[Data entries]
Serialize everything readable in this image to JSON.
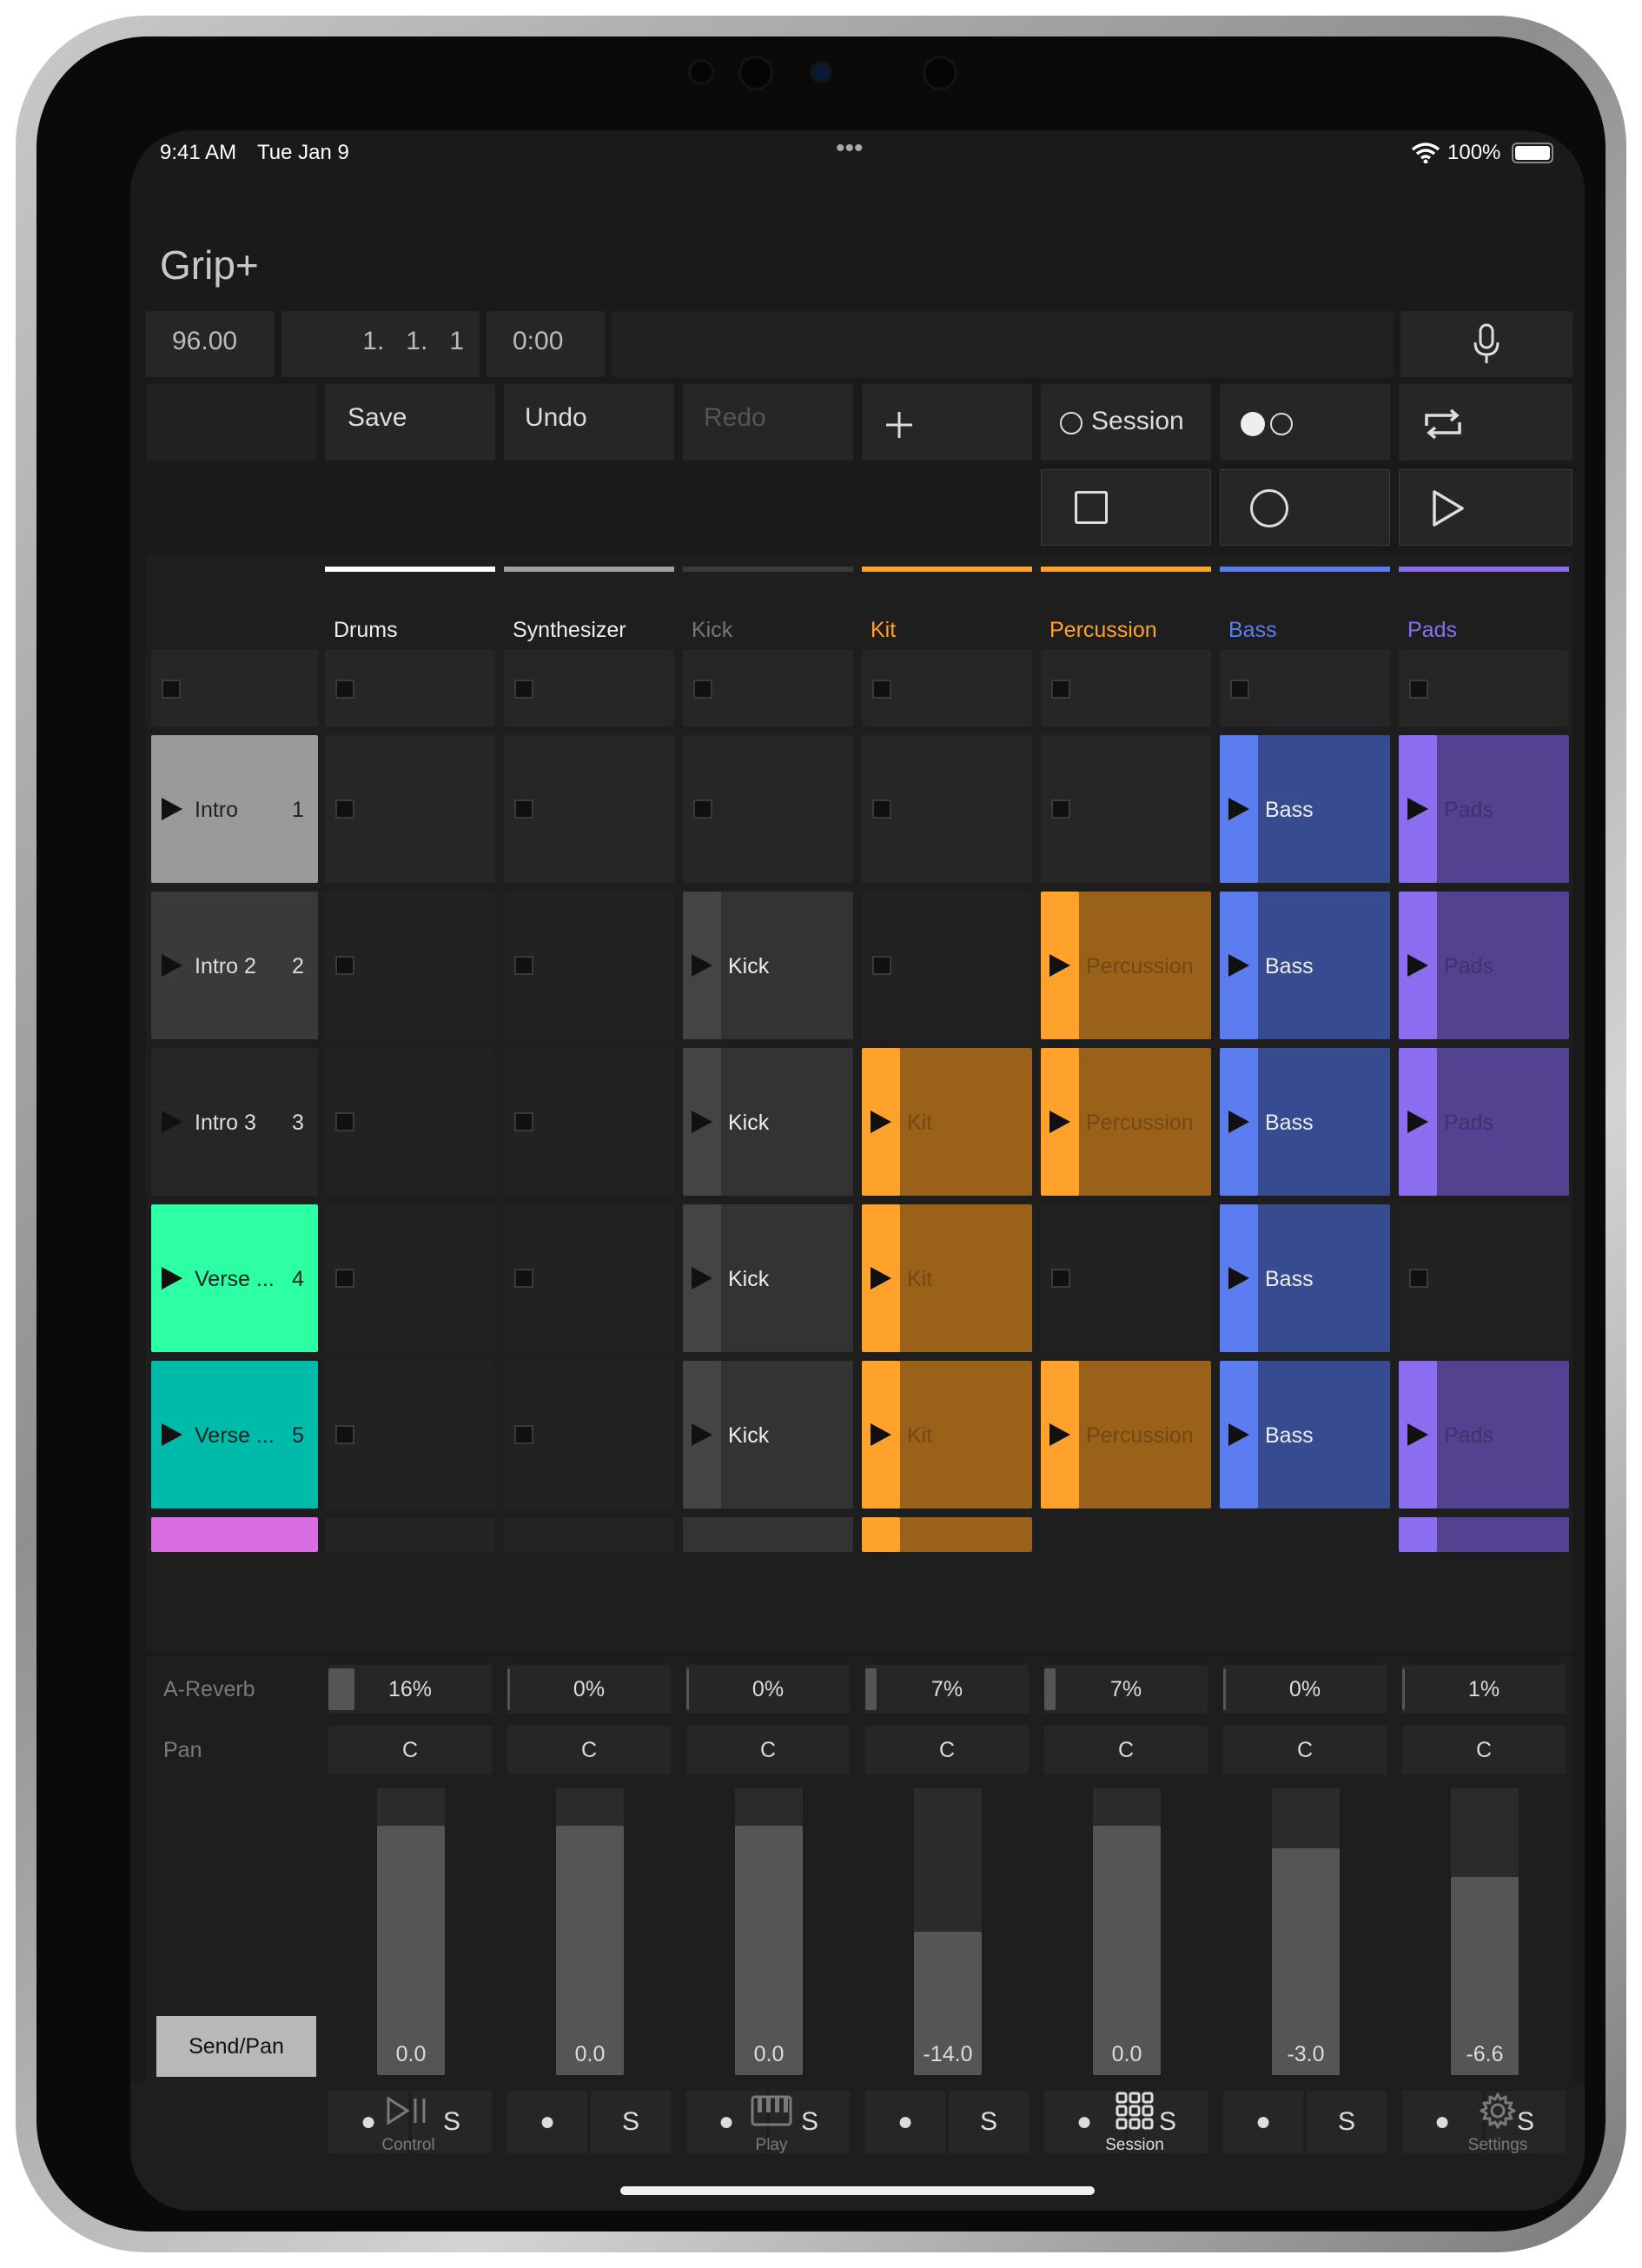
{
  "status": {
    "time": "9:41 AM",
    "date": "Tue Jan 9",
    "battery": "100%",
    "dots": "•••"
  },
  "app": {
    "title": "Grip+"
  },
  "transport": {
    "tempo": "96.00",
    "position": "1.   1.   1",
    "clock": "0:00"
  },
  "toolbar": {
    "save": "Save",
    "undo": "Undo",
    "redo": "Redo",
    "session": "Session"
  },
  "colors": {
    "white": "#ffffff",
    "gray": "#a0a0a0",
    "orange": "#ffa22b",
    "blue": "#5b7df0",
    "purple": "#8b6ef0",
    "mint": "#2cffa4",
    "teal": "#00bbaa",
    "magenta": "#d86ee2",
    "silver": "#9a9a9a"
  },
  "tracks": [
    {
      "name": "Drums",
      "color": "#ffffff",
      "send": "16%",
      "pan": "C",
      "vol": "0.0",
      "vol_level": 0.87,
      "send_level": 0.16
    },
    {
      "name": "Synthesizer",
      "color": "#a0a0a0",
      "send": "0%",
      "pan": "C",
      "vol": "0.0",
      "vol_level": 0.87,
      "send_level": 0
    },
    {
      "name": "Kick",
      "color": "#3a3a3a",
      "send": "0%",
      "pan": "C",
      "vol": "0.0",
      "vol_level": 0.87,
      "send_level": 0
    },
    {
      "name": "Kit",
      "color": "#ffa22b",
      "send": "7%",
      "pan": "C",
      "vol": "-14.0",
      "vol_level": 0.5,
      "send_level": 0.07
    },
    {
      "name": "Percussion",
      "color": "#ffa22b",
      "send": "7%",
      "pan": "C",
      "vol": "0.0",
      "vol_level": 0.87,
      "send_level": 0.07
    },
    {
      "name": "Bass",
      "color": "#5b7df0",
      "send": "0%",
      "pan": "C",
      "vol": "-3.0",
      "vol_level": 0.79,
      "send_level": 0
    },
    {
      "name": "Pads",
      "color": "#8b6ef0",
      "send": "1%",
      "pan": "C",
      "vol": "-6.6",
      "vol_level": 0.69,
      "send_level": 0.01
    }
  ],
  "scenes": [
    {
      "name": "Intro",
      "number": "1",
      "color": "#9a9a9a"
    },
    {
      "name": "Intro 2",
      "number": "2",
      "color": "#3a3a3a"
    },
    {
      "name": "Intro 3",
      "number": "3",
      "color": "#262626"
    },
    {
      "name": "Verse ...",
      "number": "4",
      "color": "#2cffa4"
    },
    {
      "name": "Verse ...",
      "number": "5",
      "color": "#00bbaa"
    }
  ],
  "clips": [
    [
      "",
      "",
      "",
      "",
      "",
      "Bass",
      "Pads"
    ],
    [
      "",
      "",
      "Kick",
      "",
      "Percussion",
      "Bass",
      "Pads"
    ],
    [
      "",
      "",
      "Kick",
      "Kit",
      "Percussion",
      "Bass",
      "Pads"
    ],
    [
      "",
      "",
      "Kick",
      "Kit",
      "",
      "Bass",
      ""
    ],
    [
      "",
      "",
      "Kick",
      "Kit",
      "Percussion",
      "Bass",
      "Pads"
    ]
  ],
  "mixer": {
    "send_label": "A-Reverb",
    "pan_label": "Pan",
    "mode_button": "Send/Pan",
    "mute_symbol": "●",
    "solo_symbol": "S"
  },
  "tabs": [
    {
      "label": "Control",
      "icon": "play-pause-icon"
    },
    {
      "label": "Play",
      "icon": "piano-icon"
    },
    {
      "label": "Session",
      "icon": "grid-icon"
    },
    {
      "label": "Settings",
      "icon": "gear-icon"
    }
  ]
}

...

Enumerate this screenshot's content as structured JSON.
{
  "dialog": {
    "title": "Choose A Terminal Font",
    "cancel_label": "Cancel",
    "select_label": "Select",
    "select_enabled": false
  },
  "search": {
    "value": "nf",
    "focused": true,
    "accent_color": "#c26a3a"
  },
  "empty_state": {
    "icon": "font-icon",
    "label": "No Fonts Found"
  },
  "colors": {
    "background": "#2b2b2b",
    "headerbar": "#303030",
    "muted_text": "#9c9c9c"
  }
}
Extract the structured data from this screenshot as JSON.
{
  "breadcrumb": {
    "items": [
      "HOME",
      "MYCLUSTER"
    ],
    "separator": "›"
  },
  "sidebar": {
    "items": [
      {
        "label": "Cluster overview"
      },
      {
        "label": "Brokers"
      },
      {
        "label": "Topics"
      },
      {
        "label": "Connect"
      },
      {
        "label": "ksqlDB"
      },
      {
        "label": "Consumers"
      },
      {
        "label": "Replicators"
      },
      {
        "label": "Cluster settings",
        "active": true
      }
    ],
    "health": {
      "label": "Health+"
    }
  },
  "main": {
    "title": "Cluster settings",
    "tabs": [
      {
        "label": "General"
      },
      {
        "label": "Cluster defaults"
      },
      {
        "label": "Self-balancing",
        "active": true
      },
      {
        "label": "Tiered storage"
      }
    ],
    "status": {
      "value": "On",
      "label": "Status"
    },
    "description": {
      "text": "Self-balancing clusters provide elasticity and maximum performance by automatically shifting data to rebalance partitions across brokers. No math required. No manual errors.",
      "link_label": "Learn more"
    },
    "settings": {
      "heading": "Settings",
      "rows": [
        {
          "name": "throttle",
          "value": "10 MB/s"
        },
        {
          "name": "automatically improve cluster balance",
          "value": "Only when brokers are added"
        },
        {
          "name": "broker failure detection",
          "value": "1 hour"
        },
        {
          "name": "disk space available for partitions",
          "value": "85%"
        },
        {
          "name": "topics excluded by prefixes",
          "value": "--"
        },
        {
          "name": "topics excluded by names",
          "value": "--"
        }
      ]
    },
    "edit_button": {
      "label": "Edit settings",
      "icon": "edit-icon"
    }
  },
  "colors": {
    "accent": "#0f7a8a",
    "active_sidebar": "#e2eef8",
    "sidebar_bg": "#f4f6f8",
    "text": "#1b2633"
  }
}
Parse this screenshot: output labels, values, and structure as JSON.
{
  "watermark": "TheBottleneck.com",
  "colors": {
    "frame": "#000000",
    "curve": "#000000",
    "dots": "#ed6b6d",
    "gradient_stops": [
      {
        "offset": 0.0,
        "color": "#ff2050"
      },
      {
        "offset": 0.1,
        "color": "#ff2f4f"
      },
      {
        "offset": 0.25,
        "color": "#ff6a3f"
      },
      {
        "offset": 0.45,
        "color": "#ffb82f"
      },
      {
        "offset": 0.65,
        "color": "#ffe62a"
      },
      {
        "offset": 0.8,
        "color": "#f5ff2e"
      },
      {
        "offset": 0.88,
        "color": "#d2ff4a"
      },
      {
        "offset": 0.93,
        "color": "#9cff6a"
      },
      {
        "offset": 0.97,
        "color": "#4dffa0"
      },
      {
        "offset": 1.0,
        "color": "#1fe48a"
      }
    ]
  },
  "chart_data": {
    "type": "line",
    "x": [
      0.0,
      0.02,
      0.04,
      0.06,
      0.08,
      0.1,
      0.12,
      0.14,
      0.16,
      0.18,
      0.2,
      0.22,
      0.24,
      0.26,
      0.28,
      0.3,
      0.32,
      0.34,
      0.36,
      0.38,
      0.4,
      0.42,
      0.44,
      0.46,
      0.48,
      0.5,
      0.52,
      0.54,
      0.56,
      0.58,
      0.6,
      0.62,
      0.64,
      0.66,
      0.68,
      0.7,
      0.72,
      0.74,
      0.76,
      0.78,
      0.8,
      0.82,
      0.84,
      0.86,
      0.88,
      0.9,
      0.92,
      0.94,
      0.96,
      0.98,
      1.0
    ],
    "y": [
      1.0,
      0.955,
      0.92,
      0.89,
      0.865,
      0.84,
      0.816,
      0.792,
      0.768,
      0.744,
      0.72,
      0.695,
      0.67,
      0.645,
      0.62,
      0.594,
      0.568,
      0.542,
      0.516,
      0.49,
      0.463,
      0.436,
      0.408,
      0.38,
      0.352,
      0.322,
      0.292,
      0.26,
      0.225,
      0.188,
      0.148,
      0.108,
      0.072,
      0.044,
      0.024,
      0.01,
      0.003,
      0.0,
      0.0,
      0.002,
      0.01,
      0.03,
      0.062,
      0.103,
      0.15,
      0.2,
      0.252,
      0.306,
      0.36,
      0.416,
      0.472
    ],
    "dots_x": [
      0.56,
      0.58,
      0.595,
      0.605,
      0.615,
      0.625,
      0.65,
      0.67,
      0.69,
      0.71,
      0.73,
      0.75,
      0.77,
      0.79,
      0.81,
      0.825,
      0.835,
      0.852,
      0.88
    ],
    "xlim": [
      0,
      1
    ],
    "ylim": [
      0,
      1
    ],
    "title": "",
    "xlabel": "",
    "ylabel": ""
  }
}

■ EXERCISE REQUIREMENTS
Only lines with the word "structured" are wanted, so copy each one from the records.

■ EXERCISE SOLUTION
Enumerate this screenshot's content as structured JSON.
Extract the structured data from this screenshot as JSON.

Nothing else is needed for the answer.